Goal of the exercise:
Find each line containing the string "Orion". Copy it.

--- Raw records ---

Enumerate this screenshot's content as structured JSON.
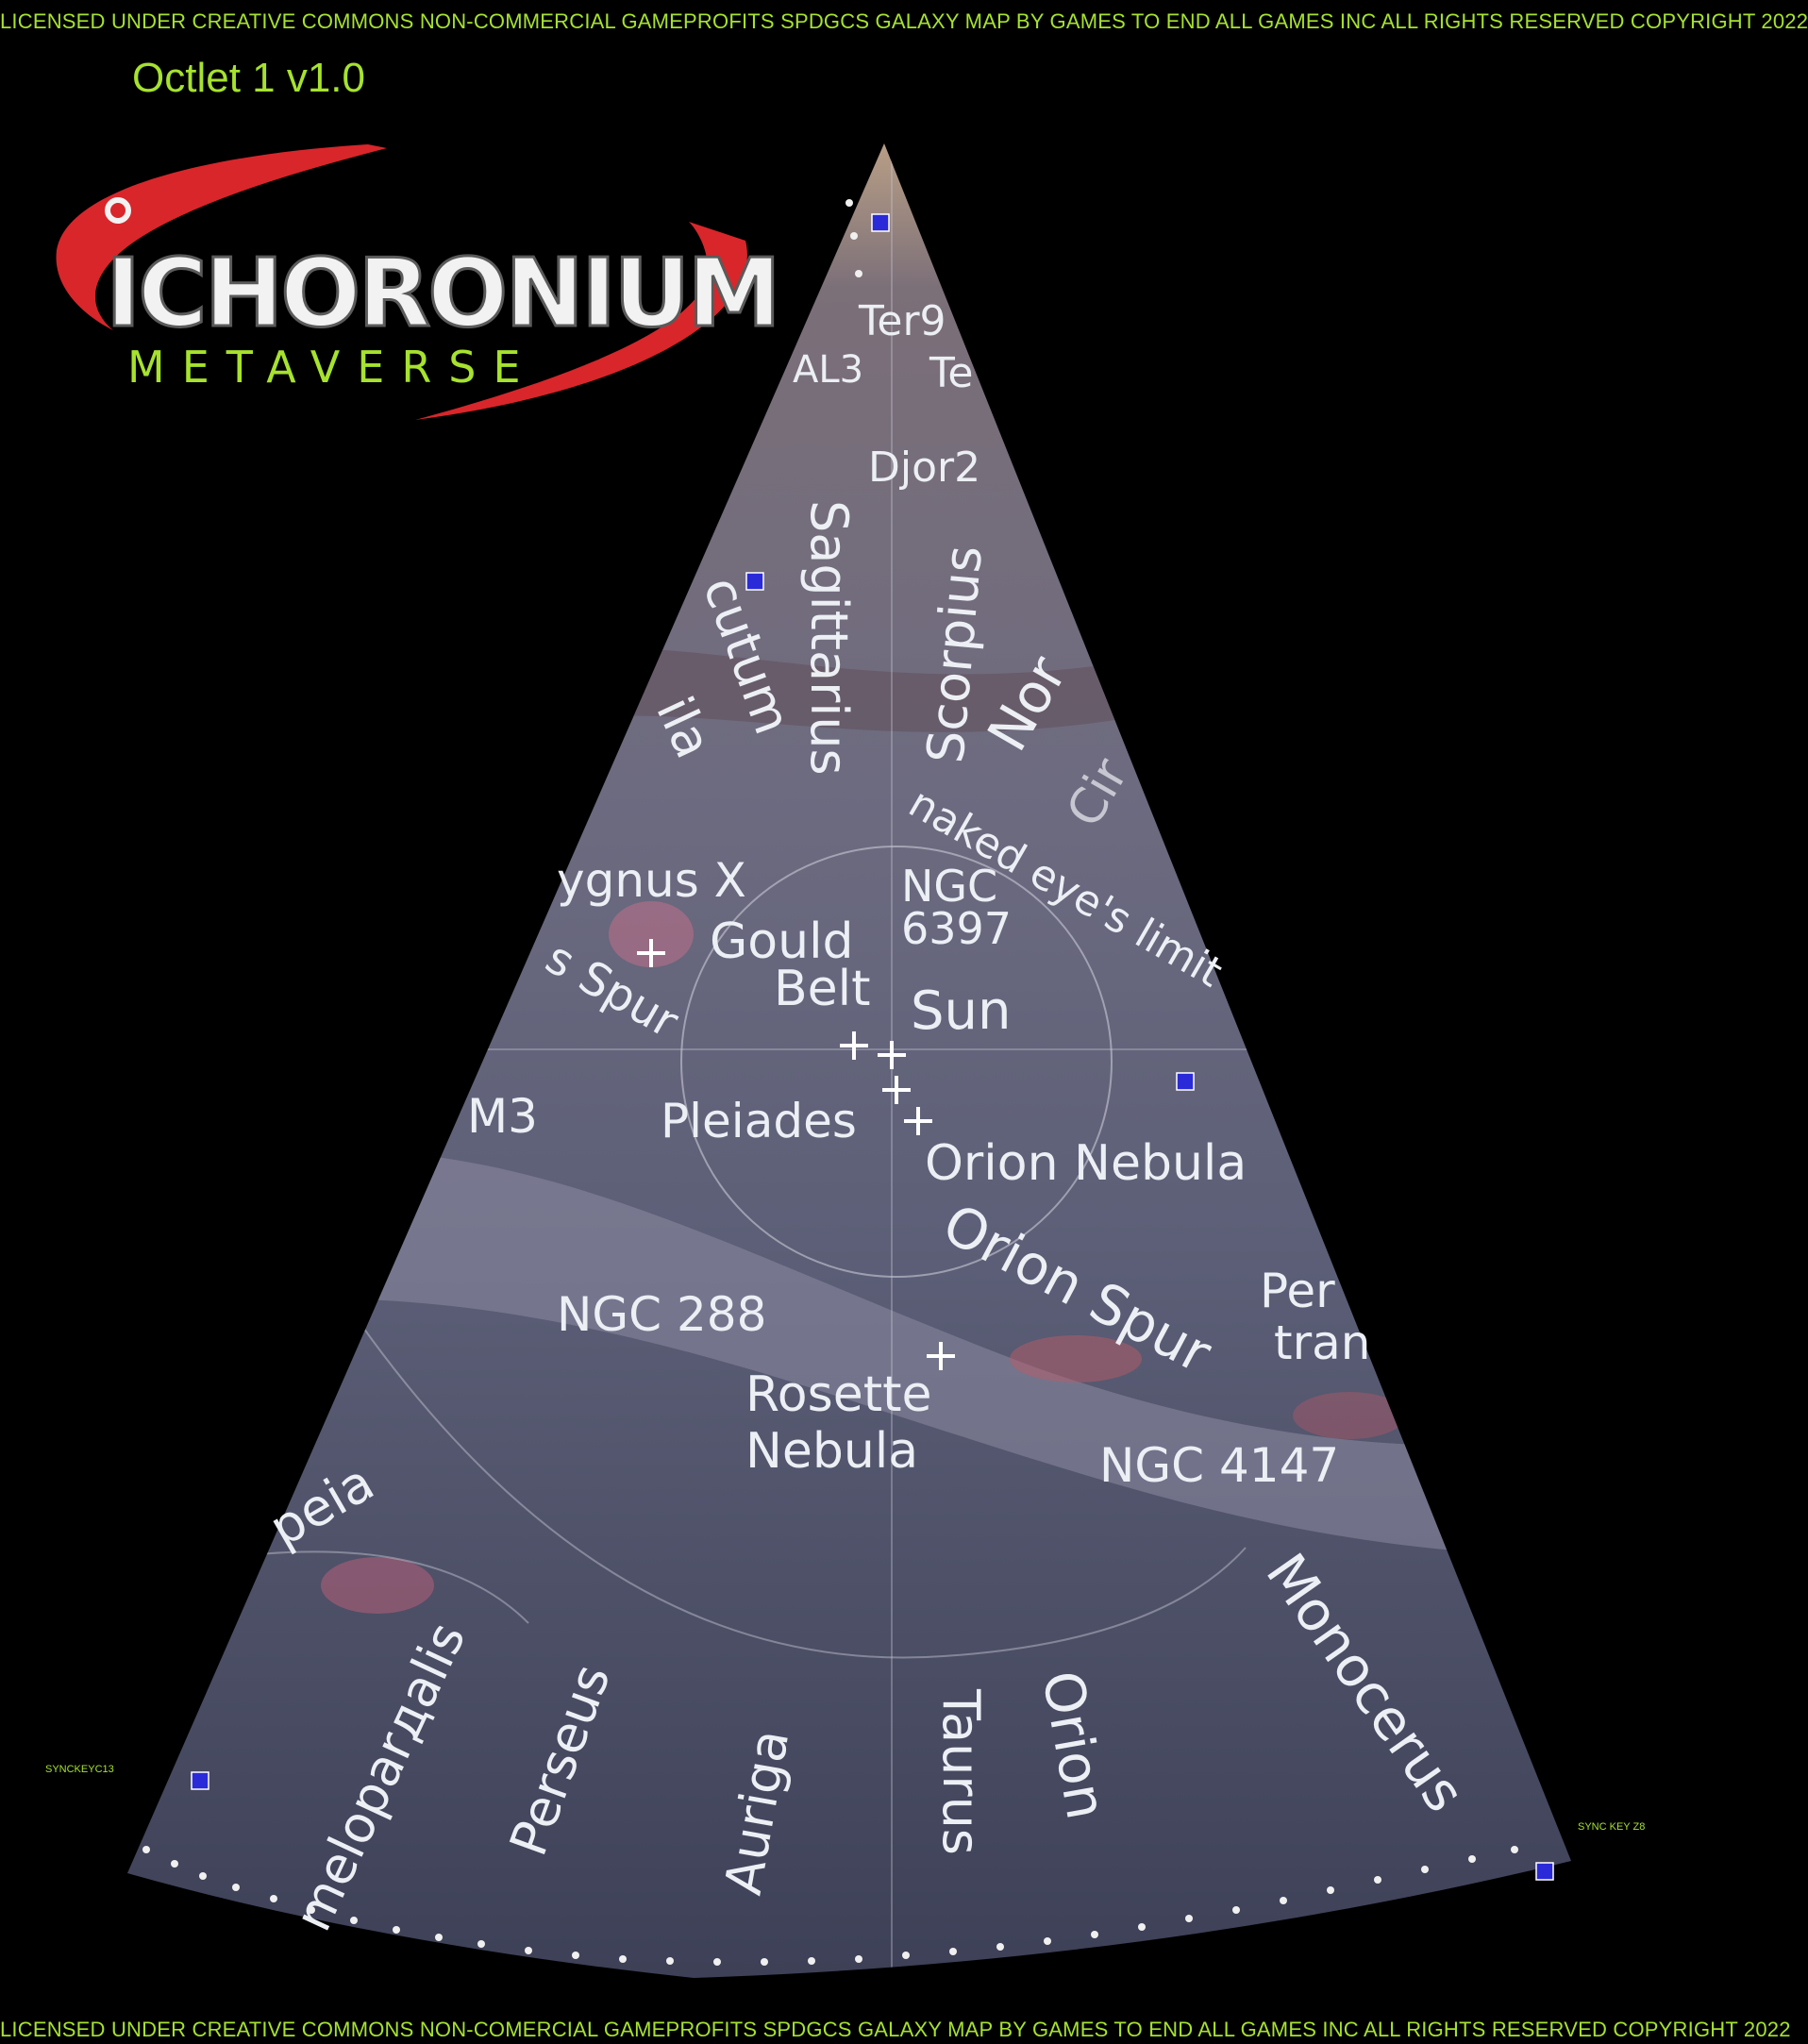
{
  "license_top": "LICENSED UNDER CREATIVE COMMONS NON-COMMERCIAL GAMEPROFITS SPDGCS GALAXY MAP BY GAMES TO END ALL GAMES INC ALL RIGHTS RESERVED  COPYRIGHT 2022",
  "license_bottom": "LICENSED UNDER CREATIVE COMMONS NON-COMERCIAL GAMEPROFITS SPDGCS GALAXY MAP BY GAMES TO END ALL GAMES  INC ALL RIGHTS RESERVED  COPYRIGHT 2022",
  "version": "Octlet 1 v1.0",
  "logo": {
    "word": "ICHORONIUM",
    "sub": "METAVERSE",
    "colors": {
      "swoosh": "#d8262b",
      "text": "#f2f2f2",
      "outline": "#5a5a5a",
      "sub": "#a6e22e"
    }
  },
  "sync_keys": {
    "left": "SYNCKEYC13",
    "right": "SYNC KEY Z8"
  },
  "colors": {
    "marker": "#2a2ad8",
    "accent": "#a6e22e",
    "map_bg": "#4f5266",
    "label": "#eceff4"
  },
  "map": {
    "labels": {
      "ter9": "Ter9",
      "te": "Te",
      "al3": "AL3",
      "djor2": "Djor2",
      "sagittarius": "Sagittarius",
      "scorpius": "Scorpius",
      "scutum": "cutum",
      "aquila": "ila",
      "norma": "Nor",
      "cir": "Cir",
      "naked_eye": "naked eye's limit",
      "cygnus": "ygnus X",
      "ngc6397": "NGC",
      "ngc6397b": "6397",
      "gould1": "Gould",
      "gould2": "Belt",
      "sun": "Sun",
      "spur": "s Spur",
      "m3": "M3",
      "pleiades": "Pleiades",
      "orion_nebula": "Orion Nebula",
      "orion_spur": "Orion Spur",
      "per1": "Per",
      "per2": "tran",
      "ngc288": "NGC 288",
      "rosette1": "Rosette",
      "rosette2": "Nebula",
      "ngc4147": "NGC 4147",
      "cassiopeia": "peia",
      "camelopardalis": "meloparдalis",
      "perseus": "Perseus",
      "auriga": "Auriga",
      "taurus": "Taurus",
      "orion": "Orion",
      "monocerus": "Monocerus"
    }
  }
}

---

Task solution:
      "orion_nebula": "Orion Nebula",
      "orion_spur": "Orion Spur",
      "orion": "Orion",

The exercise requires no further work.